Data records:
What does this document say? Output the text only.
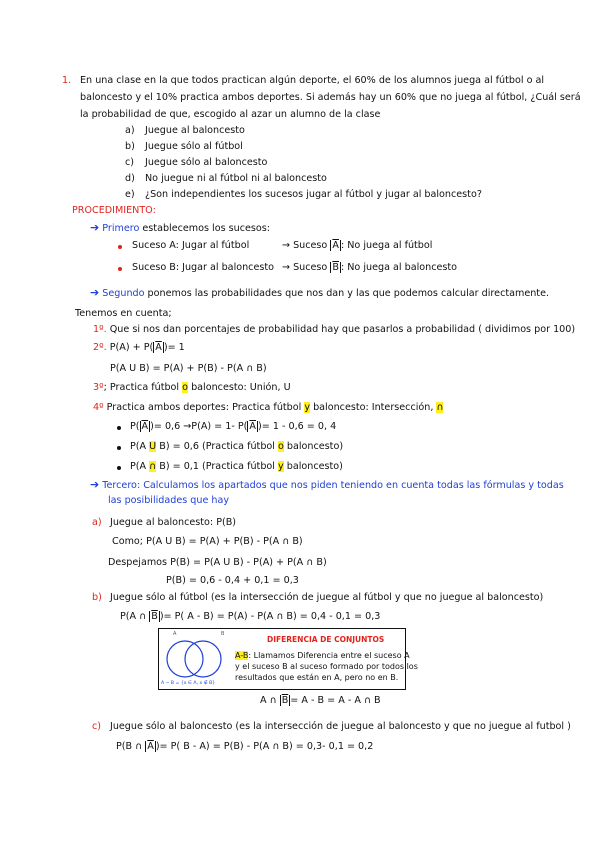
1. En una clase en la que todos practican algún deporte, el 60% de los alumnos juega al fútbol o al
baloncesto y el 10% practica ambos deportes. Si además hay un 60% que no juega al fútbol, ¿Cuál será
la probabilidad de que, escogido al azar un alumno de la clase
a) Juegue al baloncesto
b) Juegue sólo al fútbol
c) Juegue sólo al baloncesto
d) No juegue ni al fútbol ni al baloncesto
e) ¿Son independientes los sucesos jugar al fútbol y jugar al baloncesto?
PROCEDIMIENTO:
➔ Primero establecemos los sucesos:
Suceso A: Jugar al fútbol	→ Suceso $\overline{A}$ : No juega al fútbol
Suceso B: Jugar al baloncesto → Suceso $\overline{B}$ : No juega al baloncesto
➔ Segundo ponemos las probabilidades que nos dan y las que podemos calcular directamente.
Tenemos en cuenta;
1º. Que si nos dan porcentajes de probabilidad hay que pasarlos a probabilidad ( dividimos por 100)
2º. P(A) + P( $\overline{A}$ )= 1
P(A U B) = P(A) + P(B) - P(A ∩ B)
3º; Practica fútbol o baloncesto: Unión, U
4º Practica ambos deportes: Practica fútbol y baloncesto: Intersección, ∩
P( $\overline{A}$ )= 0,6 →P(A) = 1- P( $\overline{A}$ )= 1 - 0,6 = 0, 4
P(A U B) = 0,6 (Practica fútbol o baloncesto)
P(A ∩ B) = 0,1 (Practica fútbol y baloncesto)
➔ Tercero: Calculamos los apartados que nos piden teniendo en cuenta todas las fórmulas y todas
las posibilidades que hay
a) Juegue al baloncesto: P(B)
Como; P(A U B) = P(A) + P(B) - P(A ∩ B)
Despejamos P(B) = P(A U B) - P(A) + P(A ∩ B)
P(B) = 0,6 - 0,4 + 0,1 = 0,3
b) Juegue sólo al fútbol (es la intersección de juegue al fútbol y que no juegue al baloncesto)
P(A ∩ $\overline{B}$ )= P( A - B) = P(A) - P(A ∩ B) = 0,4 - 0,1 = 0,3
A	B
A − B = {x ∈ A, x ∉ B}
DIFERENCIA DE CONJUNTOS
A-B: Llamamos Diferencia entre el suceso A
y el suceso B al suceso formado por todos los
resultados que están en A, pero no en B.
A ∩ $\overline{B} = A - B = A - A$ ∩ B
c) Juegue sólo al baloncesto (es la intersección de juegue al baloncesto y que no juegue al futbol )
P(B ∩ $\overline{A}$ )= P( B - A) = P(B) - P(A ∩ B) = 0,3- 0,1 = 0,2
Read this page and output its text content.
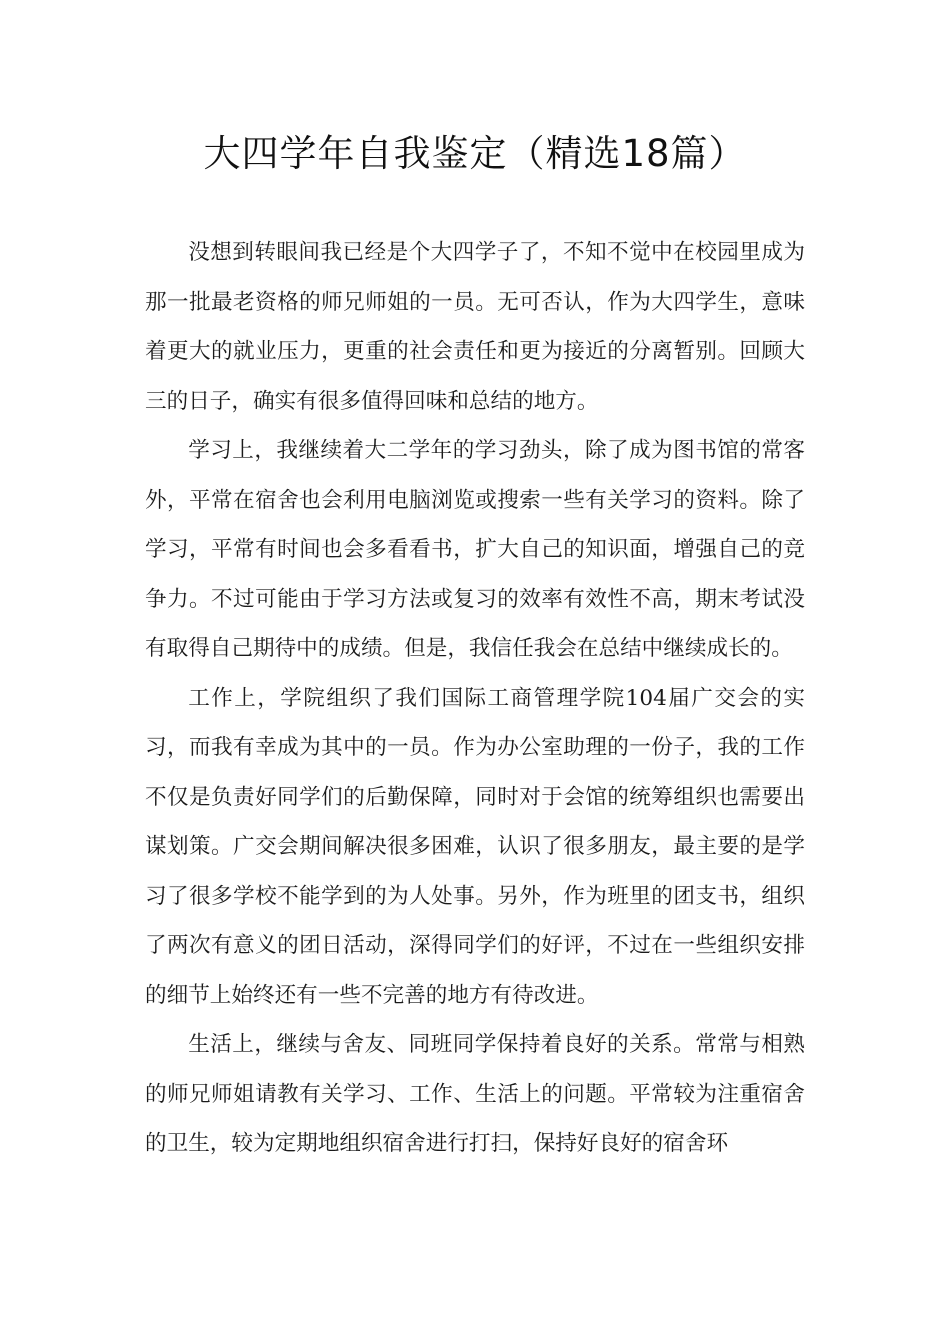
大四学年自我鉴定（精选18篇）

没想到转眼间我已经是个大四学子了，不知不觉中在校园里成为那一批最老资格的师兄师姐的一员。无可否认，作为大四学生，意味着更大的就业压力，更重的社会责任和更为接近的分离暂别。回顾大三的日子，确实有很多值得回味和总结的地方。

学习上，我继续着大二学年的学习劲头，除了成为图书馆的常客外，平常在宿舍也会利用电脑浏览或搜索一些有关学习的资料。除了学习，平常有时间也会多看看书，扩大自己的知识面，增强自己的竞争力。不过可能由于学习方法或复习的效率有效性不高，期末考试没有取得自己期待中的成绩。但是，我信任我会在总结中继续成长的。

工作上，学院组织了我们国际工商管理学院104届广交会的实习，而我有幸成为其中的一员。作为办公室助理的一份子，我的工作不仅是负责好同学们的后勤保障，同时对于会馆的统筹组织也需要出谋划策。广交会期间解决很多困难，认识了很多朋友，最主要的是学习了很多学校不能学到的为人处事。另外，作为班里的团支书，组织了两次有意义的团日活动，深得同学们的好评，不过在一些组织安排的细节上始终还有一些不完善的地方有待改进。

生活上，继续与舍友、同班同学保持着良好的关系。常常与相熟的师兄师姐请教有关学习、工作、生活上的问题。平常较为注重宿舍的卫生，较为定期地组织宿舍进行打扫，保持好良好的宿舍环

**DIRECTIONS FOR THIS TASK:**
List the lines of the entries that include "text".

**EXERCISE RESPONSE:**
What does this document say? Output the text only.
Read this page and output its text content.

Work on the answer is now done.